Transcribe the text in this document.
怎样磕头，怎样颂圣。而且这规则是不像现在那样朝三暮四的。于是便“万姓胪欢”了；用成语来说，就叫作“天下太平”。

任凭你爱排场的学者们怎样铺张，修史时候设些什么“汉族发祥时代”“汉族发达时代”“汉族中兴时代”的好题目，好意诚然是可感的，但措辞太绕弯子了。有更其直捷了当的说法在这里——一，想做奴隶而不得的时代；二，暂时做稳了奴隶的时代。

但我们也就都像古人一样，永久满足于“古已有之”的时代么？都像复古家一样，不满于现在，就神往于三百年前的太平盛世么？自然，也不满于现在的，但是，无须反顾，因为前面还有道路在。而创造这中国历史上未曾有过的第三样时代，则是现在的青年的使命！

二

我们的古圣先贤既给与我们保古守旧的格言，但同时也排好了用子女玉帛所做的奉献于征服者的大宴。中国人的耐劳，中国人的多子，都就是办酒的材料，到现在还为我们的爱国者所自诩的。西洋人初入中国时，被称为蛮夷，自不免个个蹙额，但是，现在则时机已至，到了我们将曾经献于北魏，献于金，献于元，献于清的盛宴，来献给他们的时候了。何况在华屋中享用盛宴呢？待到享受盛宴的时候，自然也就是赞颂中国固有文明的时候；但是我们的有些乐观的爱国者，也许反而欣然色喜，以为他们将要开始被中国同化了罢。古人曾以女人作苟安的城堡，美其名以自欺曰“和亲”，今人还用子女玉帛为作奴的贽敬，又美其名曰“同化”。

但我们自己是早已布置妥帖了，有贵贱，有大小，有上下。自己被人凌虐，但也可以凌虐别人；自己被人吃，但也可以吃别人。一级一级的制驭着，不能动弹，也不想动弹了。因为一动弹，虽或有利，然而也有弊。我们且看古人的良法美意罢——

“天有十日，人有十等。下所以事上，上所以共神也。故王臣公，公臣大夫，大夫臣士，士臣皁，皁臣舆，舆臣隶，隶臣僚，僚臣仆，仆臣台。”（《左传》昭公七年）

=-=-=-=-=

Short problem
Set down the entries above again, word for word.

Solution to this exercise
Transcribe the text in this document.
怎样磕头，怎样颂圣。而且这规则是不像现在那样朝三暮四的。于是便“万姓胪欢”了；用成语来说，就叫作“天下太平”。

任凭你爱排场的学者们怎样铺张，修史时候设些什么“汉族发祥时代”“汉族发达时代”“汉族中兴时代”的好题目，好意诚然是可感的，但措辞太绕弯子了。有更其直捷了当的说法在这里——一，想做奴隶而不得的时代；二，暂时做稳了奴隶的时代。

但我们也就都像古人一样，永久满足于“古已有之”的时代么？都像复古家一样，不满于现在，就神往于三百年前的太平盛世么？自然，也不满于现在的，但是，无须反顾，因为前面还有道路在。而创造这中国历史上未曾有过的第三样时代，则是现在的青年的使命！

二

我们的古圣先贤既给与我们保古守旧的格言，但同时也排好了用子女玉帛所做的奉献于征服者的大宴。中国人的耐劳，中国人的多子，都就是办酒的材料，到现在还为我们的爱国者所自诩的。西洋人初入中国时，被称为蛮夷，自不免个个蹙额，但是，现在则时机已至，到了我们将曾经献于北魏，献于金，献于元，献于清的盛宴，来献给他们的时候了。何况在华屋中享用盛宴呢？待到享受盛宴的时候，自然也就是赞颂中国固有文明的时候；但是我们的有些乐观的爱国者，也许反而欣然色喜，以为他们将要开始被中国同化了罢。古人曾以女人作苟安的城堡，美其名以自欺曰“和亲”，今人还用子女玉帛为作奴的贽敬，又美其名曰“同化”。

但我们自己是早已布置妥帖了，有贵贱，有大小，有上下。自己被人凌虐，但也可以凌虐别人；自己被人吃，但也可以吃别人。一级一级的制驭着，不能动弹，也不想动弹了。因为一动弹，虽或有利，然而也有弊。我们且看古人的良法美意罢——

“天有十日，人有十等。下所以事上，上所以共神也。故王臣公，公臣大夫，大夫臣士，士臣皁，皁臣舆，舆臣隶，隶臣僚，僚臣仆，仆臣台。”（《左传》昭公七年）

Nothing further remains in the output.